◆ Short problem ◆
Set down the full listing exactly, character for character.
--- Begin Supplied entries ---
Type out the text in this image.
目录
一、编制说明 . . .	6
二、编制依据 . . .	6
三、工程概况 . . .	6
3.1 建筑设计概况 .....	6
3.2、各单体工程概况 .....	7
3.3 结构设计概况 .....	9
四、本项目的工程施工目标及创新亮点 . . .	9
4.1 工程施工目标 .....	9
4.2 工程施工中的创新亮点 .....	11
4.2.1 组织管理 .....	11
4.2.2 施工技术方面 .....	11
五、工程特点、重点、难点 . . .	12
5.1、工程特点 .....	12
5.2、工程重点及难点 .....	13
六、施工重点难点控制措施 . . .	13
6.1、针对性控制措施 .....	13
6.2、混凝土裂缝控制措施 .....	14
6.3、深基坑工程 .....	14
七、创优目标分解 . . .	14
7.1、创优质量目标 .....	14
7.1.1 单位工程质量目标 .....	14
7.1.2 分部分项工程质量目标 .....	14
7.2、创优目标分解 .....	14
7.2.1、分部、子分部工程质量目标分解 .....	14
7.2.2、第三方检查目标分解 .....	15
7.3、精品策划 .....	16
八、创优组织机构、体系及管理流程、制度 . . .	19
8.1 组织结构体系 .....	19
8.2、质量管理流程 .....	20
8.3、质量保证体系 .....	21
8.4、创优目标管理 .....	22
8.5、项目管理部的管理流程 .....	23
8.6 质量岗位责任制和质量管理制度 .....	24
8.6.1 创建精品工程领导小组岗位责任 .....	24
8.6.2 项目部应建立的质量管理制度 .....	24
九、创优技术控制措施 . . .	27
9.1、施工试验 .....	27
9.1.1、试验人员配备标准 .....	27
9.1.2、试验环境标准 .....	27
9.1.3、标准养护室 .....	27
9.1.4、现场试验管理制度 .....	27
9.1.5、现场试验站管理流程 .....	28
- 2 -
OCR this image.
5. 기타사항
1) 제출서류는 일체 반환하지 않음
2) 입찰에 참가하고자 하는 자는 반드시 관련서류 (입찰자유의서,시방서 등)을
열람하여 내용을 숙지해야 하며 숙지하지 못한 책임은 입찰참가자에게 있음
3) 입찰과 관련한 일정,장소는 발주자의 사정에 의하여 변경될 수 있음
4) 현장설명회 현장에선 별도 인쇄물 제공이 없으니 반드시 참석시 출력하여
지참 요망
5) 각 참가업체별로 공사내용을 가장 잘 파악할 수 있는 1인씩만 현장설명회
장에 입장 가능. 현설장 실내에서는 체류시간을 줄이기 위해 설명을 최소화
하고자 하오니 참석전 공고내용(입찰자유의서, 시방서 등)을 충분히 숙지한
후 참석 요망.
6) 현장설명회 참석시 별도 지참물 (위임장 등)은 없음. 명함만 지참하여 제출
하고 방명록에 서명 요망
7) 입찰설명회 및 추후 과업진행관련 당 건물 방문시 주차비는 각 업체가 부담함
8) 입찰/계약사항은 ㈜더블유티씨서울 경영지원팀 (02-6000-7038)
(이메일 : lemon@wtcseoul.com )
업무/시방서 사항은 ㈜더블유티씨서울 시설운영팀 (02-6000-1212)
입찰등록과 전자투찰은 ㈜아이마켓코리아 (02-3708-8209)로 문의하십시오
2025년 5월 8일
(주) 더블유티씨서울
--- End Supplied entries ---
◆ Solution to this exercise ◆
Type out the text in this image.
目录
一、编制说明 . . .	6
二、编制依据 . . .	6
三、工程概况 . . .	6
3.1 建筑设计概况 .....	6
3.2、各单体工程概况 .....	7
3.3 结构设计概况 .....	9
四、本项目的工程施工目标及创新亮点 . . .	9
4.1 工程施工目标 .....	9
4.2 工程施工中的创新亮点 .....	11
4.2.1 组织管理 .....	11
4.2.2 施工技术方面 .....	11
五、工程特点、重点、难点 . . .	12
5.1、工程特点 .....	12
5.2、工程重点及难点 .....	13
六、施工重点难点控制措施 . . .	13
6.1、针对性控制措施 .....	13
6.2、混凝土裂缝控制措施 .....	14
6.3、深基坑工程 .....	14
七、创优目标分解 . . .	14
7.1、创优质量目标 .....	14
7.1.1 单位工程质量目标 .....	14
7.1.2 分部分项工程质量目标 .....	14
7.2、创优目标分解 .....	14
7.2.1、分部、子分部工程质量目标分解 .....	14
7.2.2、第三方检查目标分解 .....	15
7.3、精品策划 .....	16
八、创优组织机构、体系及管理流程、制度 . . .	19
8.1 组织结构体系 .....	19
8.2、质量管理流程 .....	20
8.3、质量保证体系 .....	21
8.4、创优目标管理 .....	22
8.5、项目管理部的管理流程 .....	23
8.6 质量岗位责任制和质量管理制度 .....	24
8.6.1 创建精品工程领导小组岗位责任 .....	24
8.6.2 项目部应建立的质量管理制度 .....	24
九、创优技术控制措施 . . .	27
9.1、施工试验 .....	27
9.1.1、试验人员配备标准 .....	27
9.1.2、试验环境标准 .....	27
9.1.3、标准养护室 .....	27
9.1.4、现场试验管理制度 .....	27
9.1.5、现场试验站管理流程 .....	28
- 2 -
OCR this image.
5. 기타사항
1) 제출서류는 일체 반환하지 않음
2) 입찰에 참가하고자 하는 자는 반드시 관련서류 (입찰자유의서,시방서 등)을
열람하여 내용을 숙지해야 하며 숙지하지 못한 책임은 입찰참가자에게 있음
3) 입찰과 관련한 일정,장소는 발주자의 사정에 의하여 변경될 수 있음
4) 현장설명회 현장에선 별도 인쇄물 제공이 없으니 반드시 참석시 출력하여
지참 요망
5) 각 참가업체별로 공사내용을 가장 잘 파악할 수 있는 1인씩만 현장설명회
장에 입장 가능. 현설장 실내에서는 체류시간을 줄이기 위해 설명을 최소화
하고자 하오니 참석전 공고내용(입찰자유의서, 시방서 등)을 충분히 숙지한
후 참석 요망.
6) 현장설명회 참석시 별도 지참물 (위임장 등)은 없음. 명함만 지참하여 제출
하고 방명록에 서명 요망
7) 입찰설명회 및 추후 과업진행관련 당 건물 방문시 주차비는 각 업체가 부담함
8) 입찰/계약사항은 ㈜더블유티씨서울 경영지원팀 (02-6000-7038)
(이메일 : lemon@wtcseoul.com )
업무/시방서 사항은 ㈜더블유티씨서울 시설운영팀 (02-6000-1212)
입찰등록과 전자투찰은 ㈜아이마켓코리아 (02-3708-8209)로 문의하십시오
2025년 5월 8일
(주) 더블유티씨서울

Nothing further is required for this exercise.